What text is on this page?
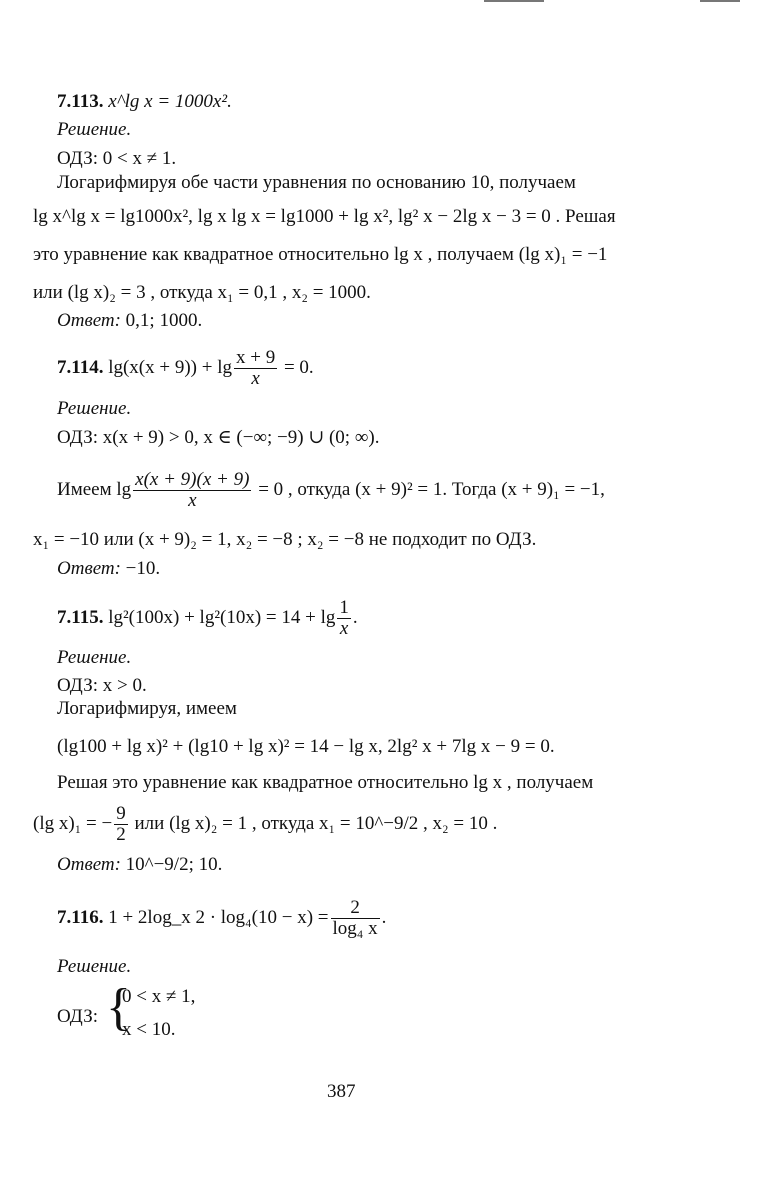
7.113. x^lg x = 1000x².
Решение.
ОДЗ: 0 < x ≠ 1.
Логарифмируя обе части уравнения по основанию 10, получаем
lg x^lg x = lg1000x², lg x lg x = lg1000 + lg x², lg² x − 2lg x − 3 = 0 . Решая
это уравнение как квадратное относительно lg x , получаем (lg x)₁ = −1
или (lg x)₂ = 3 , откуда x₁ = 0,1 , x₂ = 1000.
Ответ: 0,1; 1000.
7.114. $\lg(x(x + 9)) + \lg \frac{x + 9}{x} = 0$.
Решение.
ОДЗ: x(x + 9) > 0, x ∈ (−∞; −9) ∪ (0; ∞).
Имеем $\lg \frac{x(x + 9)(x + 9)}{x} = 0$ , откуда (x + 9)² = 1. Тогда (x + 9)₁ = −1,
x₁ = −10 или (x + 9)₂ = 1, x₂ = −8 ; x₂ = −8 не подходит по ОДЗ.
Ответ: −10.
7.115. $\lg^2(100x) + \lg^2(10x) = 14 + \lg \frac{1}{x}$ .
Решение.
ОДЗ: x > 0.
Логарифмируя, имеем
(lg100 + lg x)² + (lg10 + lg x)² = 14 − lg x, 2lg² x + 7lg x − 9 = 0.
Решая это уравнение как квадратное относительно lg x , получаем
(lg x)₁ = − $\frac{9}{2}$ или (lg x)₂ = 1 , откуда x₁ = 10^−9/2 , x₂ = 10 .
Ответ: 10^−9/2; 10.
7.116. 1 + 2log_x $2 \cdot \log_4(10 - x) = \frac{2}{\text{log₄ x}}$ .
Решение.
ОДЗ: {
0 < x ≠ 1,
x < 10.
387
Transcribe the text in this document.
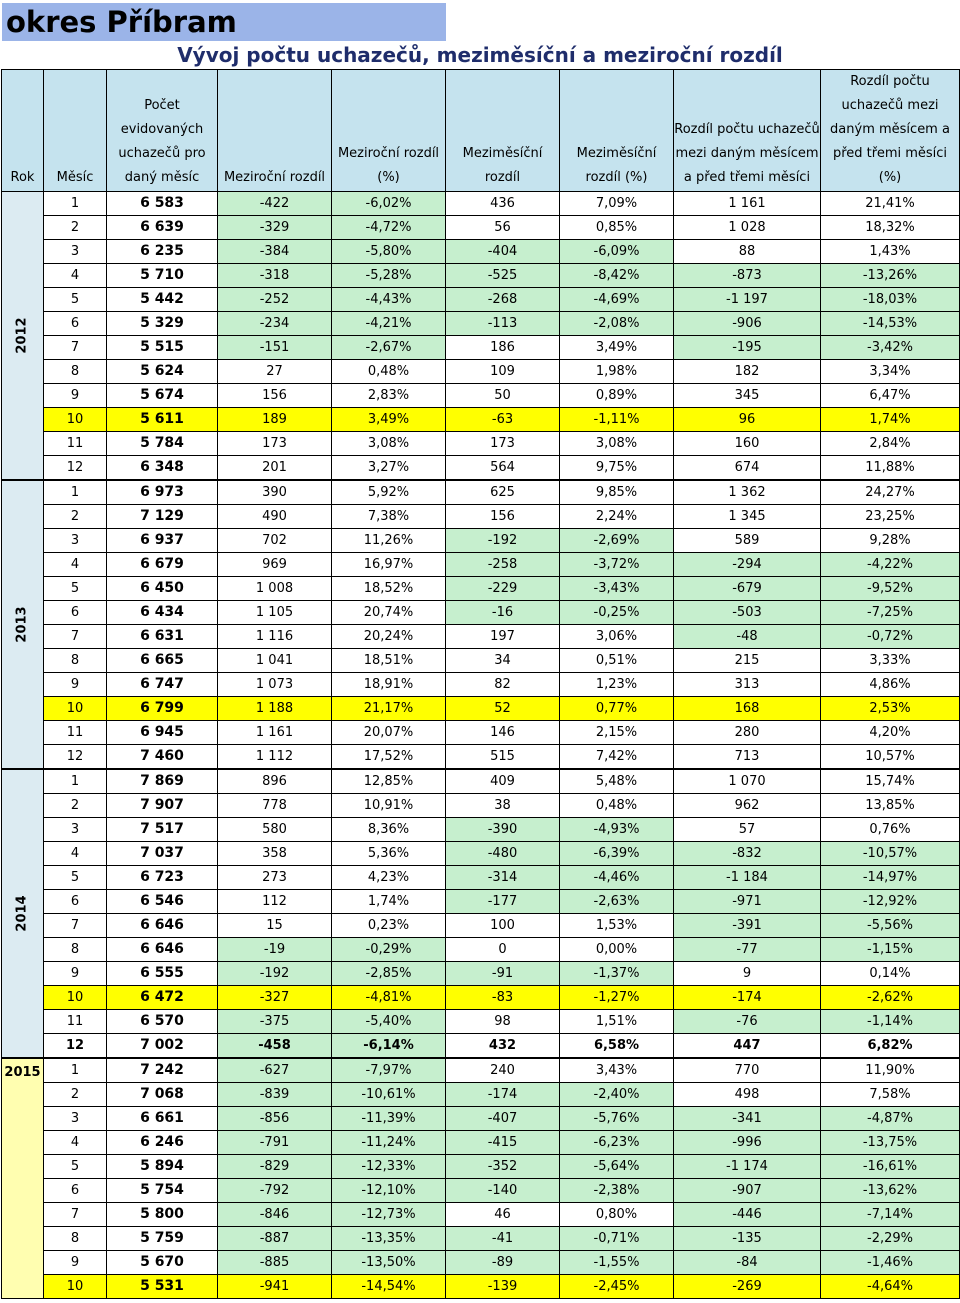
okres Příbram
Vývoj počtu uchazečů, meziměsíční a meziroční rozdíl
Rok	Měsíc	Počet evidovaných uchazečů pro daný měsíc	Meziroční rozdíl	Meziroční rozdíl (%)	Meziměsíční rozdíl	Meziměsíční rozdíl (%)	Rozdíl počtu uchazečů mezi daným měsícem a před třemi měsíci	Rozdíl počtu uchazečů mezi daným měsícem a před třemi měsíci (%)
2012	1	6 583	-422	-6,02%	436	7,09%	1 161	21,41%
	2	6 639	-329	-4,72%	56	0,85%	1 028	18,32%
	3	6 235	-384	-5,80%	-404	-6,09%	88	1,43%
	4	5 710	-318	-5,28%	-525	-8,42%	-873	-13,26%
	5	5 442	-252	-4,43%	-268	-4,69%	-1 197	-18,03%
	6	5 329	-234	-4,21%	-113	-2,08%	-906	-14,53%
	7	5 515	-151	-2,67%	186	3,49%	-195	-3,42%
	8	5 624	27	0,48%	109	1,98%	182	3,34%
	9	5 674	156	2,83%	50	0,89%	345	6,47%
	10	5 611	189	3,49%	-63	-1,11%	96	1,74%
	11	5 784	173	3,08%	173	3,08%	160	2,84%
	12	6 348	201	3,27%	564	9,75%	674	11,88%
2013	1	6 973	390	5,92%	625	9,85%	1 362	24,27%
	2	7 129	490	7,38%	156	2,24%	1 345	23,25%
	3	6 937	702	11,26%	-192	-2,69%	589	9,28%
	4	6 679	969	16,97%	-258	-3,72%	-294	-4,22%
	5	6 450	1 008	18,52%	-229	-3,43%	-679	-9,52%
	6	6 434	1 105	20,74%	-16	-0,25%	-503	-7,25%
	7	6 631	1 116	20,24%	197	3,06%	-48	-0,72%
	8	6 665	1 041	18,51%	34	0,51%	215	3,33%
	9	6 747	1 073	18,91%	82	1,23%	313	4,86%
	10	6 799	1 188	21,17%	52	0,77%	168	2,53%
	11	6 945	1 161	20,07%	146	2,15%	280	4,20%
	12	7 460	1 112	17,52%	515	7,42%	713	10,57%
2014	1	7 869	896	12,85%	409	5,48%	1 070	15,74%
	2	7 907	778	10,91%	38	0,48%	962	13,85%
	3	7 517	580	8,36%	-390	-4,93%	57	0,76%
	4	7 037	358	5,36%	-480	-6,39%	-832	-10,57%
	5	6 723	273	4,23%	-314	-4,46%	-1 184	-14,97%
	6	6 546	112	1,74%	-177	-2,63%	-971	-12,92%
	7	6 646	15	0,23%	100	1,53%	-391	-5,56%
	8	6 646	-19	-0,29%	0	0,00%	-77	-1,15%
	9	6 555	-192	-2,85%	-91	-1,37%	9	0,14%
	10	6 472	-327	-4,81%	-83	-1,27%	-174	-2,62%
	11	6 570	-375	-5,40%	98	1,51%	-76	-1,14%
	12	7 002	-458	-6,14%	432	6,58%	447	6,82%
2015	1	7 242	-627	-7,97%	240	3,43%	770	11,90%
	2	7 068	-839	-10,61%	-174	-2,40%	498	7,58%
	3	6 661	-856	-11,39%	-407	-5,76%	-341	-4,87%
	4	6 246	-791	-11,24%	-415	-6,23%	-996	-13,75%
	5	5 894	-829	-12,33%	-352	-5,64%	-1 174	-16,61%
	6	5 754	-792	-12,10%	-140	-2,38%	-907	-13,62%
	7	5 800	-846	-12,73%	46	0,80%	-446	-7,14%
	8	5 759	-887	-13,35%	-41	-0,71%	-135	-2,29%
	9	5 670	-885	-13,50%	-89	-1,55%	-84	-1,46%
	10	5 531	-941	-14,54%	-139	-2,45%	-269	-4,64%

-*-

- [AIM] Except for the pictures, give all the material above again verbatim.

- [EXERCISE SOLUTION]
What text is on this page?
7.113. x^lg x = 1000x².
Решение.
ОДЗ: 0 < x ≠ 1.
Логарифмируя обе части уравнения по основанию 10, получаем
lg x^lg x = lg1000x², lg x lg x = lg1000 + lg x², lg² x − 2lg x − 3 = 0 . Решая
это уравнение как квадратное относительно lg x , получаем (lg x)₁ = −1
или (lg x)₂ = 3 , откуда x₁ = 0,1 , x₂ = 1000.
Ответ: 0,1; 1000.
7.114. $\lg(x(x + 9)) + \lg \frac{x + 9}{x} = 0$.
Решение.
ОДЗ: x(x + 9) > 0, x ∈ (−∞; −9) ∪ (0; ∞).
Имеем $\lg \frac{x(x + 9)(x + 9)}{x} = 0$ , откуда (x + 9)² = 1. Тогда (x + 9)₁ = −1,
x₁ = −10 или (x + 9)₂ = 1, x₂ = −8 ; x₂ = −8 не подходит по ОДЗ.
Ответ: −10.
7.115. $\lg^2(100x) + \lg^2(10x) = 14 + \lg \frac{1}{x}$ .
Решение.
ОДЗ: x > 0.
Логарифмируя, имеем
(lg100 + lg x)² + (lg10 + lg x)² = 14 − lg x, 2lg² x + 7lg x − 9 = 0.
Решая это уравнение как квадратное относительно lg x , получаем
(lg x)₁ = − $\frac{9}{2}$ или (lg x)₂ = 1 , откуда x₁ = 10^−9/2 , x₂ = 10 .
Ответ: 10^−9/2; 10.
7.116. 1 + 2log_x $2 \cdot \log_4(10 - x) = \frac{2}{\text{log₄ x}}$ .
Решение.
ОДЗ: {
0 < x ≠ 1,
x < 10.
387
Transcribe the text in this document.
okres Příbram
Vývoj počtu uchazečů, meziměsíční a meziroční rozdíl
Rok	Měsíc	Počet evidovaných uchazečů pro daný měsíc	Meziroční rozdíl	Meziroční rozdíl (%)	Meziměsíční rozdíl	Meziměsíční rozdíl (%)	Rozdíl počtu uchazečů mezi daným měsícem a před třemi měsíci	Rozdíl počtu uchazečů mezi daným měsícem a před třemi měsíci (%)
2012	1	6 583	-422	-6,02%	436	7,09%	1 161	21,41%
	2	6 639	-329	-4,72%	56	0,85%	1 028	18,32%
	3	6 235	-384	-5,80%	-404	-6,09%	88	1,43%
	4	5 710	-318	-5,28%	-525	-8,42%	-873	-13,26%
	5	5 442	-252	-4,43%	-268	-4,69%	-1 197	-18,03%
	6	5 329	-234	-4,21%	-113	-2,08%	-906	-14,53%
	7	5 515	-151	-2,67%	186	3,49%	-195	-3,42%
	8	5 624	27	0,48%	109	1,98%	182	3,34%
	9	5 674	156	2,83%	50	0,89%	345	6,47%
	10	5 611	189	3,49%	-63	-1,11%	96	1,74%
	11	5 784	173	3,08%	173	3,08%	160	2,84%
	12	6 348	201	3,27%	564	9,75%	674	11,88%
2013	1	6 973	390	5,92%	625	9,85%	1 362	24,27%
	2	7 129	490	7,38%	156	2,24%	1 345	23,25%
	3	6 937	702	11,26%	-192	-2,69%	589	9,28%
	4	6 679	969	16,97%	-258	-3,72%	-294	-4,22%
	5	6 450	1 008	18,52%	-229	-3,43%	-679	-9,52%
	6	6 434	1 105	20,74%	-16	-0,25%	-503	-7,25%
	7	6 631	1 116	20,24%	197	3,06%	-48	-0,72%
	8	6 665	1 041	18,51%	34	0,51%	215	3,33%
	9	6 747	1 073	18,91%	82	1,23%	313	4,86%
	10	6 799	1 188	21,17%	52	0,77%	168	2,53%
	11	6 945	1 161	20,07%	146	2,15%	280	4,20%
	12	7 460	1 112	17,52%	515	7,42%	713	10,57%
2014	1	7 869	896	12,85%	409	5,48%	1 070	15,74%
	2	7 907	778	10,91%	38	0,48%	962	13,85%
	3	7 517	580	8,36%	-390	-4,93%	57	0,76%
	4	7 037	358	5,36%	-480	-6,39%	-832	-10,57%
	5	6 723	273	4,23%	-314	-4,46%	-1 184	-14,97%
	6	6 546	112	1,74%	-177	-2,63%	-971	-12,92%
	7	6 646	15	0,23%	100	1,53%	-391	-5,56%
	8	6 646	-19	-0,29%	0	0,00%	-77	-1,15%
	9	6 555	-192	-2,85%	-91	-1,37%	9	0,14%
	10	6 472	-327	-4,81%	-83	-1,27%	-174	-2,62%
	11	6 570	-375	-5,40%	98	1,51%	-76	-1,14%
	12	7 002	-458	-6,14%	432	6,58%	447	6,82%
2015	1	7 242	-627	-7,97%	240	3,43%	770	11,90%
	2	7 068	-839	-10,61%	-174	-2,40%	498	7,58%
	3	6 661	-856	-11,39%	-407	-5,76%	-341	-4,87%
	4	6 246	-791	-11,24%	-415	-6,23%	-996	-13,75%
	5	5 894	-829	-12,33%	-352	-5,64%	-1 174	-16,61%
	6	5 754	-792	-12,10%	-140	-2,38%	-907	-13,62%
	7	5 800	-846	-12,73%	46	0,80%	-446	-7,14%
	8	5 759	-887	-13,35%	-41	-0,71%	-135	-2,29%
	9	5 670	-885	-13,50%	-89	-1,55%	-84	-1,46%
	10	5 531	-941	-14,54%	-139	-2,45%	-269	-4,64%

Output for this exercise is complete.